Restate each entry word for word, leaving nothing out.

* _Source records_
──────────────────────────────
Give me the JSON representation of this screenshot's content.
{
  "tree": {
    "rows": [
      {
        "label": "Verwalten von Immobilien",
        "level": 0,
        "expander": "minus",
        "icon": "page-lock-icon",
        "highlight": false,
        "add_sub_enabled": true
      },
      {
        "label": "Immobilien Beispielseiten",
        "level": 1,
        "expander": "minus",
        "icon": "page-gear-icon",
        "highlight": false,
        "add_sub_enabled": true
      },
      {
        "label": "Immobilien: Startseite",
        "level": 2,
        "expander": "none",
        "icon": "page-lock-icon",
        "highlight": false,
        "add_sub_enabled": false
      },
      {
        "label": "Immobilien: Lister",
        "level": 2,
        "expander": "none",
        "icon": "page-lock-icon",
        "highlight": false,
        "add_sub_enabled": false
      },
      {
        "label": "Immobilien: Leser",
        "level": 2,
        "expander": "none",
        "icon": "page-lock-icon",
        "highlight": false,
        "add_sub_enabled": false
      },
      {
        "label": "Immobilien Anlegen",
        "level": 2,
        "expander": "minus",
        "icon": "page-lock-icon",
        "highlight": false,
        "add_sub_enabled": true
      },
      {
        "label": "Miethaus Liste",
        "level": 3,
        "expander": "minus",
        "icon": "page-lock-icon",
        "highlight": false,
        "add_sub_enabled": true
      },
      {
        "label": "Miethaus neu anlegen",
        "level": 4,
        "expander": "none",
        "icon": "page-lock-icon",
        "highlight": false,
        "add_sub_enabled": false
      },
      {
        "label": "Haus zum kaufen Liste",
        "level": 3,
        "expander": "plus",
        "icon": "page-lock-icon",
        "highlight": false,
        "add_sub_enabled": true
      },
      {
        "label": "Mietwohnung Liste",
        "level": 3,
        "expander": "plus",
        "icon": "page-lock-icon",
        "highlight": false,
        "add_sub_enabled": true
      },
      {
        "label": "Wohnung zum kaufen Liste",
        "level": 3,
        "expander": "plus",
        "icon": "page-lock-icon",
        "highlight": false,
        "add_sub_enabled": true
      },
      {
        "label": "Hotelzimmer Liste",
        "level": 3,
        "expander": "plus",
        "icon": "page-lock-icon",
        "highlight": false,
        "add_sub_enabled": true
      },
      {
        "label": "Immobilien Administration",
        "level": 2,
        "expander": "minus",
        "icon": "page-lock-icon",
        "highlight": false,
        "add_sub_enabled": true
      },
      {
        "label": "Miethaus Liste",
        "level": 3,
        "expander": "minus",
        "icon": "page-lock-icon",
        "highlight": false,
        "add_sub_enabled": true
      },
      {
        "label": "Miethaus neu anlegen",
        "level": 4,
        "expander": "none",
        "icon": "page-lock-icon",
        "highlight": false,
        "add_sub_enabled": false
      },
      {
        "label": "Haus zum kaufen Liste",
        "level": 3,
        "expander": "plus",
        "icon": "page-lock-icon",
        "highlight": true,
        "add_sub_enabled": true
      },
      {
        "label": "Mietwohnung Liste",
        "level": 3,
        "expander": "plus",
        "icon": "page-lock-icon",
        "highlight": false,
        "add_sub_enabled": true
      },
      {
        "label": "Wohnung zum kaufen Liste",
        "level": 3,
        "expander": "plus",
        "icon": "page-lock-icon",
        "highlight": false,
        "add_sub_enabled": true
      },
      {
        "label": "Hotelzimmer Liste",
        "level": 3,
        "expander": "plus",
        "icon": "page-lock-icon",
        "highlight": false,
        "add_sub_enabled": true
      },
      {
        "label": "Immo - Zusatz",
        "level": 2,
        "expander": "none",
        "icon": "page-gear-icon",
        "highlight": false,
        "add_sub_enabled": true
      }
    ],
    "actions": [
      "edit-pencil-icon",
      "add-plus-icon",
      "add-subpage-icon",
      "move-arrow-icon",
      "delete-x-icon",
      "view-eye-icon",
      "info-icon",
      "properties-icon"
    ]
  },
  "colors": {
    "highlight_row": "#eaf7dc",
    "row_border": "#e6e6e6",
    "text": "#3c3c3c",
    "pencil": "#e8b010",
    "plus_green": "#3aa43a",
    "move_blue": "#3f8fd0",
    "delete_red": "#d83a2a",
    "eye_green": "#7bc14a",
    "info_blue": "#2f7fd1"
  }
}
──────────────────────────────
* _EXERCISE RESULT_
Give me the JSON representation of this screenshot's content.
{
  "tree": {
    "rows": [
      {
        "label": "Verwalten von Immobilien",
        "level": 0,
        "expander": "minus",
        "icon": "page-lock-icon",
        "highlight": false,
        "add_sub_enabled": true
      },
      {
        "label": "Immobilien Beispielseiten",
        "level": 1,
        "expander": "minus",
        "icon": "page-gear-icon",
        "highlight": false,
        "add_sub_enabled": true
      },
      {
        "label": "Immobilien: Startseite",
        "level": 2,
        "expander": "none",
        "icon": "page-lock-icon",
        "highlight": false,
        "add_sub_enabled": false
      },
      {
        "label": "Immobilien: Lister",
        "level": 2,
        "expander": "none",
        "icon": "page-lock-icon",
        "highlight": false,
        "add_sub_enabled": false
      },
      {
        "label": "Immobilien: Leser",
        "level": 2,
        "expander": "none",
        "icon": "page-lock-icon",
        "highlight": false,
        "add_sub_enabled": false
      },
      {
        "label": "Immobilien Anlegen",
        "level": 2,
        "expander": "minus",
        "icon": "page-lock-icon",
        "highlight": false,
        "add_sub_enabled": true
      },
      {
        "label": "Miethaus Liste",
        "level": 3,
        "expander": "minus",
        "icon": "page-lock-icon",
        "highlight": false,
        "add_sub_enabled": true
      },
      {
        "label": "Miethaus neu anlegen",
        "level": 4,
        "expander": "none",
        "icon": "page-lock-icon",
        "highlight": false,
        "add_sub_enabled": false
      },
      {
        "label": "Haus zum kaufen Liste",
        "level": 3,
        "expander": "plus",
        "icon": "page-lock-icon",
        "highlight": false,
        "add_sub_enabled": true
      },
      {
        "label": "Mietwohnung Liste",
        "level": 3,
        "expander": "plus",
        "icon": "page-lock-icon",
        "highlight": false,
        "add_sub_enabled": true
      },
      {
        "label": "Wohnung zum kaufen Liste",
        "level": 3,
        "expander": "plus",
        "icon": "page-lock-icon",
        "highlight": false,
        "add_sub_enabled": true
      },
      {
        "label": "Hotelzimmer Liste",
        "level": 3,
        "expander": "plus",
        "icon": "page-lock-icon",
        "highlight": false,
        "add_sub_enabled": true
      },
      {
        "label": "Immobilien Administration",
        "level": 2,
        "expander": "minus",
        "icon": "page-lock-icon",
        "highlight": false,
        "add_sub_enabled": true
      },
      {
        "label": "Miethaus Liste",
        "level": 3,
        "expander": "minus",
        "icon": "page-lock-icon",
        "highlight": false,
        "add_sub_enabled": true
      },
      {
        "label": "Miethaus neu anlegen",
        "level": 4,
        "expander": "none",
        "icon": "page-lock-icon",
        "highlight": false,
        "add_sub_enabled": false
      },
      {
        "label": "Haus zum kaufen Liste",
        "level": 3,
        "expander": "plus",
        "icon": "page-lock-icon",
        "highlight": true,
        "add_sub_enabled": true
      },
      {
        "label": "Mietwohnung Liste",
        "level": 3,
        "expander": "plus",
        "icon": "page-lock-icon",
        "highlight": false,
        "add_sub_enabled": true
      },
      {
        "label": "Wohnung zum kaufen Liste",
        "level": 3,
        "expander": "plus",
        "icon": "page-lock-icon",
        "highlight": false,
        "add_sub_enabled": true
      },
      {
        "label": "Hotelzimmer Liste",
        "level": 3,
        "expander": "plus",
        "icon": "page-lock-icon",
        "highlight": false,
        "add_sub_enabled": true
      },
      {
        "label": "Immo - Zusatz",
        "level": 2,
        "expander": "none",
        "icon": "page-gear-icon",
        "highlight": false,
        "add_sub_enabled": true
      }
    ],
    "actions": [
      "edit-pencil-icon",
      "add-plus-icon",
      "add-subpage-icon",
      "move-arrow-icon",
      "delete-x-icon",
      "view-eye-icon",
      "info-icon",
      "properties-icon"
    ]
  },
  "colors": {
    "highlight_row": "#eaf7dc",
    "row_border": "#e6e6e6",
    "text": "#3c3c3c",
    "pencil": "#e8b010",
    "plus_green": "#3aa43a",
    "move_blue": "#3f8fd0",
    "delete_red": "#d83a2a",
    "eye_green": "#7bc14a",
    "info_blue": "#2f7fd1"
  }
}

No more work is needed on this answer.